Reading passage »
* * * * * * *

Member of the Kenyan National Assembly
- In office 2013–2017
- Constituency: Wajir West

Personal details
- Born: 1972 (age 53–54) Giriftu, Wajir County, Kenya
- Party: Orange Democratic Movement (ODM)
- Education: Kenya Medical College (Diploma); University of Dundee (BSc in Medical Services); Kenya Methodist University (MSc in Health Systems Management); Management University of Africa (MSc in Leadership);
- Occupation: Health professional, Politician
- Committees: Administration and National Security

= Abdikadir Ore Ahmed =

Kenyan politician

Abdikadir Ore Ahmed (born 1972 in Giriftu, Wajir County) is a Kenyan health professional and politician who was a member of the 11th Kenyan parliament elected from Wajir West Constituency on the ticket of Orange Democratic Movement (ODM) in 2013 with the support of CORD Coalition.

== Biography ==
Abdikadir Ahmed was born in 1972 in Giriftu, Wajir County where he attended Giriftu Primary School from 1979 to 1985. He studied for his Kenya Certificate of Secondary Education (KCSE) at Sabunley Secondary School from 1985 to 1989 and earned a diploma in nursing, nutrition and health systems from Kenya Medical College in 1996. He received a bachelor's degree in medical services from University of Dundee, Scotland in 2007 and master's degrees in health systems management from Kenya Methodist University in 2011, and another in leadership from Management University of Africa in 2016.

* * * * * * *

Collected data entries
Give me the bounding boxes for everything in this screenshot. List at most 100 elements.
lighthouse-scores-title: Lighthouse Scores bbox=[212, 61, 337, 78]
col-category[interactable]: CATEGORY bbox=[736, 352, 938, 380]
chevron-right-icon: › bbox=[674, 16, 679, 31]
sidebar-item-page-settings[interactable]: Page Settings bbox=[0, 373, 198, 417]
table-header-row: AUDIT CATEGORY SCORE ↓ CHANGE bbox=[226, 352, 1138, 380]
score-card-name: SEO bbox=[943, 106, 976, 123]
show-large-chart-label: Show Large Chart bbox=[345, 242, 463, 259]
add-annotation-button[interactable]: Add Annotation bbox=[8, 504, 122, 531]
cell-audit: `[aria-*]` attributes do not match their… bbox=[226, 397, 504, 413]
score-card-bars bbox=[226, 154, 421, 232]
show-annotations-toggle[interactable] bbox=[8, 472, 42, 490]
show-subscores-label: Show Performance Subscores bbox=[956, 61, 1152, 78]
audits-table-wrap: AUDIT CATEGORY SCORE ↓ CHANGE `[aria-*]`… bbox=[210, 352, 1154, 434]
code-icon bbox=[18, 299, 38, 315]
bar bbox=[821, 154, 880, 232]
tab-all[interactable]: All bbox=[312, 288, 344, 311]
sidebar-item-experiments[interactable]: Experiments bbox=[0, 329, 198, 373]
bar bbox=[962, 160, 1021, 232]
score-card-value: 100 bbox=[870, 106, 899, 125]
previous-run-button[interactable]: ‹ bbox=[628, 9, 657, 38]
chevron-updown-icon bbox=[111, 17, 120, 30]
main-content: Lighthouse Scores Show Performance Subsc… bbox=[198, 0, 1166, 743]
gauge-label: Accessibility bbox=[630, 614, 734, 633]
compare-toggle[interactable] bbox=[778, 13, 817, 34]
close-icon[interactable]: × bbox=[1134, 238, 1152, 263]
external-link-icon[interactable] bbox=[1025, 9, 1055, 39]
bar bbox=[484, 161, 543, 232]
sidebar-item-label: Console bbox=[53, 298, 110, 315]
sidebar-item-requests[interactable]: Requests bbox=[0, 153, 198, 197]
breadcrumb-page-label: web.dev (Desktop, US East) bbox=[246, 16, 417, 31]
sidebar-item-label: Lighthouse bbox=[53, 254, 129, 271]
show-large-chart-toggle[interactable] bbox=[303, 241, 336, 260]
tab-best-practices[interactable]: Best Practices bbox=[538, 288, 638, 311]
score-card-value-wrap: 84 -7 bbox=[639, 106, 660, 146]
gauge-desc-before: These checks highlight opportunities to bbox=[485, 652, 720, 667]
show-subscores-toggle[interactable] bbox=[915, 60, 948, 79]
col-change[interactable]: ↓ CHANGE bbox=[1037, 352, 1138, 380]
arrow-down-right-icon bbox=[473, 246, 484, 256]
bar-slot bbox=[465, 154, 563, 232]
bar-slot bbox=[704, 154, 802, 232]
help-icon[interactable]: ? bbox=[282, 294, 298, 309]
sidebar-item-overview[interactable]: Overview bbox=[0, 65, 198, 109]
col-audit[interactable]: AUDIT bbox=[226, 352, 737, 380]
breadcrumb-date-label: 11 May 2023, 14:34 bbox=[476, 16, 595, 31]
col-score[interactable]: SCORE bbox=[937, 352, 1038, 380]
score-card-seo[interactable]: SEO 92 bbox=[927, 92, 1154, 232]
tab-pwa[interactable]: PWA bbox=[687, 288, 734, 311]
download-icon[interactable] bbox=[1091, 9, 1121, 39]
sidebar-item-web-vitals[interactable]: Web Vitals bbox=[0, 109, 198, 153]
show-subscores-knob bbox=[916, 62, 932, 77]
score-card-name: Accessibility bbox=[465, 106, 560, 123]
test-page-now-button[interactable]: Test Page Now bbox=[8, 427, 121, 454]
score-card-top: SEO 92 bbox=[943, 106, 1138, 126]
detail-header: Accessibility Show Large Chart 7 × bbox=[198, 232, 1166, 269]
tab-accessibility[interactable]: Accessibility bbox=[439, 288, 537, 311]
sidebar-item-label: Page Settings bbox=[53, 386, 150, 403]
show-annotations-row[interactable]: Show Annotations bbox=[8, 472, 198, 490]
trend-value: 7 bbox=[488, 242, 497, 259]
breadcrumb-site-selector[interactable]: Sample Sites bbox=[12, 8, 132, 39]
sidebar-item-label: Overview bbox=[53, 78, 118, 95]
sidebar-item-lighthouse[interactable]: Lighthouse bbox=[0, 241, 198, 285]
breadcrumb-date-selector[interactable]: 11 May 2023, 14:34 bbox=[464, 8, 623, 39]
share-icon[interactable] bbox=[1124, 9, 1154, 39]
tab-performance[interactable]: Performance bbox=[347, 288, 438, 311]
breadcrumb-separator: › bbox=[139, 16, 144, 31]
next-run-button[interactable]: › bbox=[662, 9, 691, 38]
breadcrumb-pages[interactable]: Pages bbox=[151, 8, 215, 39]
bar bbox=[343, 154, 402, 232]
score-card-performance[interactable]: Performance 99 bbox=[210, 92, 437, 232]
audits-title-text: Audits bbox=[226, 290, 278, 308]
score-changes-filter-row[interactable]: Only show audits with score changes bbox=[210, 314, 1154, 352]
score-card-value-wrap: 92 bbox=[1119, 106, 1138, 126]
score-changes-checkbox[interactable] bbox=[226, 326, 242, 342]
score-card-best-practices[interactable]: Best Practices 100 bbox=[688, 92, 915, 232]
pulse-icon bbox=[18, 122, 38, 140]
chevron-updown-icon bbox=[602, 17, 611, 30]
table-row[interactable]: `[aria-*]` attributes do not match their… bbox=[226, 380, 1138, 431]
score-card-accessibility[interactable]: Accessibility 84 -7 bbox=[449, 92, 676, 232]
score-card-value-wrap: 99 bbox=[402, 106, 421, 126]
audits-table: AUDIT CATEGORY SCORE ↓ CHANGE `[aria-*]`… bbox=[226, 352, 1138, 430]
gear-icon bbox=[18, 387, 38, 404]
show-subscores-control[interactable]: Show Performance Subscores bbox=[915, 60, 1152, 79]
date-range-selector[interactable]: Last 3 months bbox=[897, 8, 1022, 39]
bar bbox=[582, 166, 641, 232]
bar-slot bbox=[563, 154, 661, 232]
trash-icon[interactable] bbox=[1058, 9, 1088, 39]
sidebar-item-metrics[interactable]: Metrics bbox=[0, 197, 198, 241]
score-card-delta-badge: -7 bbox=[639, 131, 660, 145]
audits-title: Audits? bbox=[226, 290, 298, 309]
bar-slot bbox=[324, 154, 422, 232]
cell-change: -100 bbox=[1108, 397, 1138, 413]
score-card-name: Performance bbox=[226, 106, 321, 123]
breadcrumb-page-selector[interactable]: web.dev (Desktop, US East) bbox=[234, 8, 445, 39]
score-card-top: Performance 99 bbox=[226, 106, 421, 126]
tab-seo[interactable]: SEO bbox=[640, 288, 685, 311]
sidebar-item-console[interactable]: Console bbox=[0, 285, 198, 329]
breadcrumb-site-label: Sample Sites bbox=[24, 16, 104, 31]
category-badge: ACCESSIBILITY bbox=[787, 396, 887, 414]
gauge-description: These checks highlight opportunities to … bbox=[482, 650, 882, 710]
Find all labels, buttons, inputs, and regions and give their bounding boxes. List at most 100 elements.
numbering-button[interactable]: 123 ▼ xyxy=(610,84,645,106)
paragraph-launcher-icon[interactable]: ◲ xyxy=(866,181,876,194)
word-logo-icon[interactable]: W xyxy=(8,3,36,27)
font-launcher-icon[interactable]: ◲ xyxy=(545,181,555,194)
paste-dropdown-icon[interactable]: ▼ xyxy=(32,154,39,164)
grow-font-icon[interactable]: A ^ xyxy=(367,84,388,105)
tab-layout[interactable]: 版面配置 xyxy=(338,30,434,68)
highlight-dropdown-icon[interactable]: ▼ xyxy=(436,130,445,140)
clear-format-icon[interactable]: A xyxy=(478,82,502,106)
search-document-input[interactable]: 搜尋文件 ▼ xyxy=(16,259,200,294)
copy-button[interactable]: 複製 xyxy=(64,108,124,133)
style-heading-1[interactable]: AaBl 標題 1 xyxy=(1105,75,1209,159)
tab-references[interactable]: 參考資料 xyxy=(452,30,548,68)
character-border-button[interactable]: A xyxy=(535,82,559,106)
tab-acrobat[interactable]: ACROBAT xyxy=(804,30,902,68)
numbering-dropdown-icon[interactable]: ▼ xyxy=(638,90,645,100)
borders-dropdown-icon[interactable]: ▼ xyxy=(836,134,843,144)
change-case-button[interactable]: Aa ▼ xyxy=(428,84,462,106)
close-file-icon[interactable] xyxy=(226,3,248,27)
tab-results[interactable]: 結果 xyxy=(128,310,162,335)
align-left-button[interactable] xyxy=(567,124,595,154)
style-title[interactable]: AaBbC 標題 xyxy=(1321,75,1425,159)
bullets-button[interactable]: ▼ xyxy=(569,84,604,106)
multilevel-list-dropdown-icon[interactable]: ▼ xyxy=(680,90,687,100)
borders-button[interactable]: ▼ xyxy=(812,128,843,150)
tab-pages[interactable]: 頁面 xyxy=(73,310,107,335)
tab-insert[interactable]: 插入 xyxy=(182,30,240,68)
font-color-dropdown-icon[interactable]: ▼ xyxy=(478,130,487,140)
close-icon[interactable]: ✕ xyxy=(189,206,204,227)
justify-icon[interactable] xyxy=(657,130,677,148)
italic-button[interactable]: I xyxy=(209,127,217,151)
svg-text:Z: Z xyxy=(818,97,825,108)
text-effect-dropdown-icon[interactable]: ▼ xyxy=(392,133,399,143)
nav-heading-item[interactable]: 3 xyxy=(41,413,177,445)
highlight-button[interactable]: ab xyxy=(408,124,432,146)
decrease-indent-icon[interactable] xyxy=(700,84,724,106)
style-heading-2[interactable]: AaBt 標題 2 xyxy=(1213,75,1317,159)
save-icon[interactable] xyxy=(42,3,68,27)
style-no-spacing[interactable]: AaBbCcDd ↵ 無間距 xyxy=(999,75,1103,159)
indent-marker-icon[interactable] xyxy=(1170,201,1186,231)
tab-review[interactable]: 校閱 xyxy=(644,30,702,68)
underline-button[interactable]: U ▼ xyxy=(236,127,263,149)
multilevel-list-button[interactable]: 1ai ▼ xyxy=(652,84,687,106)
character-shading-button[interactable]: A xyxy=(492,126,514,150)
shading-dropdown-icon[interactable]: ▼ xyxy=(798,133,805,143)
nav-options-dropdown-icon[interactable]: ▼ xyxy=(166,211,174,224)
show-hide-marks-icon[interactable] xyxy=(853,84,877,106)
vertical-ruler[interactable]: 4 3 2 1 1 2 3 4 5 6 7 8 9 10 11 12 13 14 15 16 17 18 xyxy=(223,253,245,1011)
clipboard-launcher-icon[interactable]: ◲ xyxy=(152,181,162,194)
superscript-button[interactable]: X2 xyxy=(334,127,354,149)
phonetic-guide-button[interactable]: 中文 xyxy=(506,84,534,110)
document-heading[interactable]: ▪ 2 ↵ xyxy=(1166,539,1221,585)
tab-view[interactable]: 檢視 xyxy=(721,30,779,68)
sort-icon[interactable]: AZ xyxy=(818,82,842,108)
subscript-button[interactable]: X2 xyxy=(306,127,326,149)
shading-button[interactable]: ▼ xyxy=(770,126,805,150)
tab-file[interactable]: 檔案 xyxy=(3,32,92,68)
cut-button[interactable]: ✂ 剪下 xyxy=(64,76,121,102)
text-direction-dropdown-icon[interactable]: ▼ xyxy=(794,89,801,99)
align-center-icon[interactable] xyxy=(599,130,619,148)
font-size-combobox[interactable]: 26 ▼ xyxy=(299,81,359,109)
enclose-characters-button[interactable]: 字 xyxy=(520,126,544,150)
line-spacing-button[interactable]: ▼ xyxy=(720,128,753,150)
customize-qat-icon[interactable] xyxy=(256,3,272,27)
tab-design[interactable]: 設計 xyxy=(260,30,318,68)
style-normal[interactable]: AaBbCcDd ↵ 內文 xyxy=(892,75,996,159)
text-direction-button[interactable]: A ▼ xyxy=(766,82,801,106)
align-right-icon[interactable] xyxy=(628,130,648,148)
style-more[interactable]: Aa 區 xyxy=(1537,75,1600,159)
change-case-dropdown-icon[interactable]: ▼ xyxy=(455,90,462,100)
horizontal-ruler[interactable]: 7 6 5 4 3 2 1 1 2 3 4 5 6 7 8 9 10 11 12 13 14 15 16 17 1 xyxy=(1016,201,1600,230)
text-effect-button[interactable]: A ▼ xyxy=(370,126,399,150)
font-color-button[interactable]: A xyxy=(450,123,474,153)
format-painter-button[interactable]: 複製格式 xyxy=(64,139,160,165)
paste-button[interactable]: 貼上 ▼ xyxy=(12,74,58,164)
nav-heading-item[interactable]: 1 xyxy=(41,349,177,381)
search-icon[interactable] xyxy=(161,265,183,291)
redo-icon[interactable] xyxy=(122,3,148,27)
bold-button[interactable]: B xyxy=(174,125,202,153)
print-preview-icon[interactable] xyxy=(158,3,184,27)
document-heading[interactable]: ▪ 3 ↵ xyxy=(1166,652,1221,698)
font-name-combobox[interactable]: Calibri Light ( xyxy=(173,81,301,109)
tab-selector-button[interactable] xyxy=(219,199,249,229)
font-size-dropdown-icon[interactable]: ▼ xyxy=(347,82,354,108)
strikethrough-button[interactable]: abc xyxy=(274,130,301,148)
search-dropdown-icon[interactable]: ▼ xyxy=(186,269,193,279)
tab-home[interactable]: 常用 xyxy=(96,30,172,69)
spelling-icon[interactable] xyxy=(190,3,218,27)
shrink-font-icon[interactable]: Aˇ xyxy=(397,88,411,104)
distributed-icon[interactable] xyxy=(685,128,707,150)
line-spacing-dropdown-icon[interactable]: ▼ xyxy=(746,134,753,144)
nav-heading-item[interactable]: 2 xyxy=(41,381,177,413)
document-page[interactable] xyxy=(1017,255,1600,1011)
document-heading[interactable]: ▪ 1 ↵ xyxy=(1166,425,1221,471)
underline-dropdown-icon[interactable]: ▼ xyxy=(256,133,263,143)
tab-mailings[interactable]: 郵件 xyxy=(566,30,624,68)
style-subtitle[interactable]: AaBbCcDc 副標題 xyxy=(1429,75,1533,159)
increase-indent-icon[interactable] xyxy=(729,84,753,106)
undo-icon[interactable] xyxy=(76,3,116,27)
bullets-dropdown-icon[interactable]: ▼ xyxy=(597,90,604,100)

* * * * * * *

Task to complete » Please reproduce the entire Abdikadir Ore Ahmed biography above, word for word.

Output below »
Member of the Kenyan National Assembly
- In office 2013–2017
- Constituency: Wajir West

Personal details
- Born: 1972 (age 53–54) Giriftu, Wajir County, Kenya
- Party: Orange Democratic Movement (ODM)
- Education: Kenya Medical College (Diploma); University of Dundee (BSc in Medical Services); Kenya Methodist University (MSc in Health Systems Management); Management University of Africa (MSc in Leadership);
- Occupation: Health professional, Politician
- Committees: Administration and National Security

= Abdikadir Ore Ahmed =

Kenyan politician

Abdikadir Ore Ahmed (born 1972 in Giriftu, Wajir County) is a Kenyan health professional and politician who was a member of the 11th Kenyan parliament elected from Wajir West Constituency on the ticket of Orange Democratic Movement (ODM) in 2013 with the support of CORD Coalition.

== Biography ==
Abdikadir Ahmed was born in 1972 in Giriftu, Wajir County where he attended Giriftu Primary School from 1979 to 1985. He studied for his Kenya Certificate of Secondary Education (KCSE) at Sabunley Secondary School from 1985 to 1989 and earned a diploma in nursing, nutrition and health systems from Kenya Medical College in 1996. He received a bachelor's degree in medical services from University of Dundee, Scotland in 2007 and master's degrees in health systems management from Kenya Methodist University in 2011, and another in leadership from Management University of Africa in 2016.